▸ EXERCISE DIRECTIONS:
Please report every line from the material that contains the word "support".

......

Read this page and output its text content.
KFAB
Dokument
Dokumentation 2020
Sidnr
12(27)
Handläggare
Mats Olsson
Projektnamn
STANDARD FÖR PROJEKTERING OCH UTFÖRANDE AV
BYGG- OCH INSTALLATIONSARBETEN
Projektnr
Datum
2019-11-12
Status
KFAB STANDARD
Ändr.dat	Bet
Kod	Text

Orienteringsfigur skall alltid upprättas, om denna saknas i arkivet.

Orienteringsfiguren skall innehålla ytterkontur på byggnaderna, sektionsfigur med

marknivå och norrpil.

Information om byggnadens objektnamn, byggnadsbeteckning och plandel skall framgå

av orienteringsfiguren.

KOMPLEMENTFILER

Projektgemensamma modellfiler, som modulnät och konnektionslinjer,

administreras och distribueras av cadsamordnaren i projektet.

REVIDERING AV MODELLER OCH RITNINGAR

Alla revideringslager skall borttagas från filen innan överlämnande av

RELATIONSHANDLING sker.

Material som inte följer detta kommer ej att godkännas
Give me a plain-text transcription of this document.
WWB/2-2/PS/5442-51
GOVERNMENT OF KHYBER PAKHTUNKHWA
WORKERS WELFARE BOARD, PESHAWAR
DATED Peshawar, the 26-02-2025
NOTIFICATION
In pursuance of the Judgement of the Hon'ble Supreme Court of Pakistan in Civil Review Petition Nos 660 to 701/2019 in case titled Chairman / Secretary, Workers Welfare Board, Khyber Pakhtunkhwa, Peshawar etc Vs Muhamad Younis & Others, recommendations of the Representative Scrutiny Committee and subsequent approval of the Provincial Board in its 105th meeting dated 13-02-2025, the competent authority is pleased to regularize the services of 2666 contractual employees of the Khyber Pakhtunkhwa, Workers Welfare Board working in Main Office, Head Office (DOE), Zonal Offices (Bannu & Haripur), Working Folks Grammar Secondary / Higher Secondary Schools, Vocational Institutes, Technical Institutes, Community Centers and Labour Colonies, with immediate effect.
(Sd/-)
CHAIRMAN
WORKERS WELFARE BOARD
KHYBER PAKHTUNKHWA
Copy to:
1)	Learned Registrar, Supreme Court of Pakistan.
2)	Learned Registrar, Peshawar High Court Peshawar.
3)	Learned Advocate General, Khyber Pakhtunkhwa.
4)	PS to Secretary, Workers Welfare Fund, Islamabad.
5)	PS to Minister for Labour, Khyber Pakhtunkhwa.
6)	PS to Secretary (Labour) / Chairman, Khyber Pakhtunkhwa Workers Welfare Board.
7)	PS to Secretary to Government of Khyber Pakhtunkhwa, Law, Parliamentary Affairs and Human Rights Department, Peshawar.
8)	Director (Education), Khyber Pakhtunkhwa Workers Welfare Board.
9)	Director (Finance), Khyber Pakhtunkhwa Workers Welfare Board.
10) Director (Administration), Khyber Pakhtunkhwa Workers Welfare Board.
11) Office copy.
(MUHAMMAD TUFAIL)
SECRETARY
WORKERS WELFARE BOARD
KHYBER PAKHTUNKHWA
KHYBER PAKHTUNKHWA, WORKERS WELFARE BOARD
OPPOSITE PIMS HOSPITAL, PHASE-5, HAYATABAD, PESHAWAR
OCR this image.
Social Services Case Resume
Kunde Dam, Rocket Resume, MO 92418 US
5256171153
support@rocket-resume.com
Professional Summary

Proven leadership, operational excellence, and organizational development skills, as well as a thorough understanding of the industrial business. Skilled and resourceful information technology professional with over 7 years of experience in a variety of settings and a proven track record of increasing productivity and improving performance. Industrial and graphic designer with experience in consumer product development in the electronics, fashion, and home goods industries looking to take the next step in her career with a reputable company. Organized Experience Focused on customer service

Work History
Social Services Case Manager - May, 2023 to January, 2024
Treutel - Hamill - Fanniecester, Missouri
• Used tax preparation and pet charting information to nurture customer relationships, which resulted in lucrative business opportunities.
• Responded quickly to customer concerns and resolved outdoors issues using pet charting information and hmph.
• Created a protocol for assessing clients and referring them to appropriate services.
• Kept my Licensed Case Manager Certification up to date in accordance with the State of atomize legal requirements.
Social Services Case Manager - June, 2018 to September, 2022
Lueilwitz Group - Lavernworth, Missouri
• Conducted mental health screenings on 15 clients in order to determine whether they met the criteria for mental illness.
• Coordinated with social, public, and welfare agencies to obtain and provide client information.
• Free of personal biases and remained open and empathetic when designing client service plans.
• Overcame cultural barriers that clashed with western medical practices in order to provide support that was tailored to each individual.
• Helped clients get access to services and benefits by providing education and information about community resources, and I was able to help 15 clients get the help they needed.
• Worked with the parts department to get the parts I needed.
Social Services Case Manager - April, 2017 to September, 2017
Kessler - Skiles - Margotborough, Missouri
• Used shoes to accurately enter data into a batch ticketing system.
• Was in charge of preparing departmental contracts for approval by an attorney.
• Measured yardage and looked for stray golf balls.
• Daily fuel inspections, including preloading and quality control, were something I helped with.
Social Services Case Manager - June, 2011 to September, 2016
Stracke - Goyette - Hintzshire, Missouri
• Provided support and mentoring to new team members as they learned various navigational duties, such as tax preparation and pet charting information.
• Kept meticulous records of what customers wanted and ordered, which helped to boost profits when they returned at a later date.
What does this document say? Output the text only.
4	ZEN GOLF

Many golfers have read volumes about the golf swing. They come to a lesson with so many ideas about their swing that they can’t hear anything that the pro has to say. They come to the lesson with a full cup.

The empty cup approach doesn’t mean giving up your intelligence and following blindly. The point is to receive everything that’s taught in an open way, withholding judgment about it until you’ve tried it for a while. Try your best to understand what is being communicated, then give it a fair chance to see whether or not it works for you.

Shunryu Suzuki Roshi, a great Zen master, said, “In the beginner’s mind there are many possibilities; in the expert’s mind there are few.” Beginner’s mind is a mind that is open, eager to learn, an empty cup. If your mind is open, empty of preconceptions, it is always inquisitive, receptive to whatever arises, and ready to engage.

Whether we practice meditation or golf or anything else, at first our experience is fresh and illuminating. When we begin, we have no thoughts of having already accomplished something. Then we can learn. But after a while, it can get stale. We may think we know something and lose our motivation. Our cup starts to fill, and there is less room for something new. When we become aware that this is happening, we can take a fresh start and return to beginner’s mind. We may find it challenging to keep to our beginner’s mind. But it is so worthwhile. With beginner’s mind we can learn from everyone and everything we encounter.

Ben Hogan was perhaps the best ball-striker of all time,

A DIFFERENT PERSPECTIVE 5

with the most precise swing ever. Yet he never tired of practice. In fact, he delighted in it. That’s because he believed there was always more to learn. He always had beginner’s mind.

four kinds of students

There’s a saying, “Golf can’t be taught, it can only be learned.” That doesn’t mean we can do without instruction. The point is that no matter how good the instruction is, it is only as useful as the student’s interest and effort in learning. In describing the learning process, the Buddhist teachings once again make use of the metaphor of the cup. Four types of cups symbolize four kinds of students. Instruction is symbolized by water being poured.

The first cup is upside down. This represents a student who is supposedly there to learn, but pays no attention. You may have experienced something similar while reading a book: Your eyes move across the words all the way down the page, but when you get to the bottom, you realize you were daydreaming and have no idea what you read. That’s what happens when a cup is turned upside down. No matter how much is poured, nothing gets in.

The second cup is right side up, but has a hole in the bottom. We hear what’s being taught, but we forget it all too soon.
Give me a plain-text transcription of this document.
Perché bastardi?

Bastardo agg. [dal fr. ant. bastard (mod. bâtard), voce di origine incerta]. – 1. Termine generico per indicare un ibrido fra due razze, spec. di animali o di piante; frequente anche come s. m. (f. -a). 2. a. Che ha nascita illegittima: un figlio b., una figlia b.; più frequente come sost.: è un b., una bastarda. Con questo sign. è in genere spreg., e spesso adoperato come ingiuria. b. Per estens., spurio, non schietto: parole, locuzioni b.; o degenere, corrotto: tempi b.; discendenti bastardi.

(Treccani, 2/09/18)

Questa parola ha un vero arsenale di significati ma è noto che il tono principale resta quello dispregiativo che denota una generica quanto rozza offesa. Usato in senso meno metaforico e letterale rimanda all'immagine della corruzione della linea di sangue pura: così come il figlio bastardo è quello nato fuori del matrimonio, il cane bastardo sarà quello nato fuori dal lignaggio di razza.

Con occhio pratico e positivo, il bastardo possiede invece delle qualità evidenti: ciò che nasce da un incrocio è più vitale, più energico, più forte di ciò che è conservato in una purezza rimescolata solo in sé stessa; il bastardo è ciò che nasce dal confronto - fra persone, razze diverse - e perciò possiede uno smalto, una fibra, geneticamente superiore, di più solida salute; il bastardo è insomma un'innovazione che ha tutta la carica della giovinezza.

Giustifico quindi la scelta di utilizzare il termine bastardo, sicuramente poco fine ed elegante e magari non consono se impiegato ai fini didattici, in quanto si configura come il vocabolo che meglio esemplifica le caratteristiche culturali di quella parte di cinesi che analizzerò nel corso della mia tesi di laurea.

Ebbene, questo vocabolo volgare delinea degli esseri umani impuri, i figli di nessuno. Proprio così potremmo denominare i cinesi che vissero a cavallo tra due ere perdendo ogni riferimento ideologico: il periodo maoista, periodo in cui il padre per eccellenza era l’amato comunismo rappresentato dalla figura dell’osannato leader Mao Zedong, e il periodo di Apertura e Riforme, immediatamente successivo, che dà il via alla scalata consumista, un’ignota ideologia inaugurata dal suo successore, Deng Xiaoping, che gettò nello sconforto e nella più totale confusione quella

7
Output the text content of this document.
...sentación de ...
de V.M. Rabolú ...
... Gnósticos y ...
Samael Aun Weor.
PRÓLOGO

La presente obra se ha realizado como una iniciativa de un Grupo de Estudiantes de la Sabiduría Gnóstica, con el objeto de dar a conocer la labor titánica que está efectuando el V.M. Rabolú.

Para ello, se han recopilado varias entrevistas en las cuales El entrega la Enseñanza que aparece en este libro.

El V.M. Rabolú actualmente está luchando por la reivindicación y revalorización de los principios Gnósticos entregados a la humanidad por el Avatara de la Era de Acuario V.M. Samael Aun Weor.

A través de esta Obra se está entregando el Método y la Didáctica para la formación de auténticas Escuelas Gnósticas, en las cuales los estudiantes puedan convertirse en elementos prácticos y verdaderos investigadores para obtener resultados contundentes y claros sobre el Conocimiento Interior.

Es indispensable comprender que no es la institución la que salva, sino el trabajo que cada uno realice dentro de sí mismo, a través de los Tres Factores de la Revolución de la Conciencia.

......

▸ EXERCISE ANSWER:
support@rocket-resume.com
• Overcame cultural barriers that clashed with western medical practices in order to provide support that was tailored to each individual.
• Provided support and mentoring to new team members as they learned various navigational duties, such as tax preparation and pet charting information.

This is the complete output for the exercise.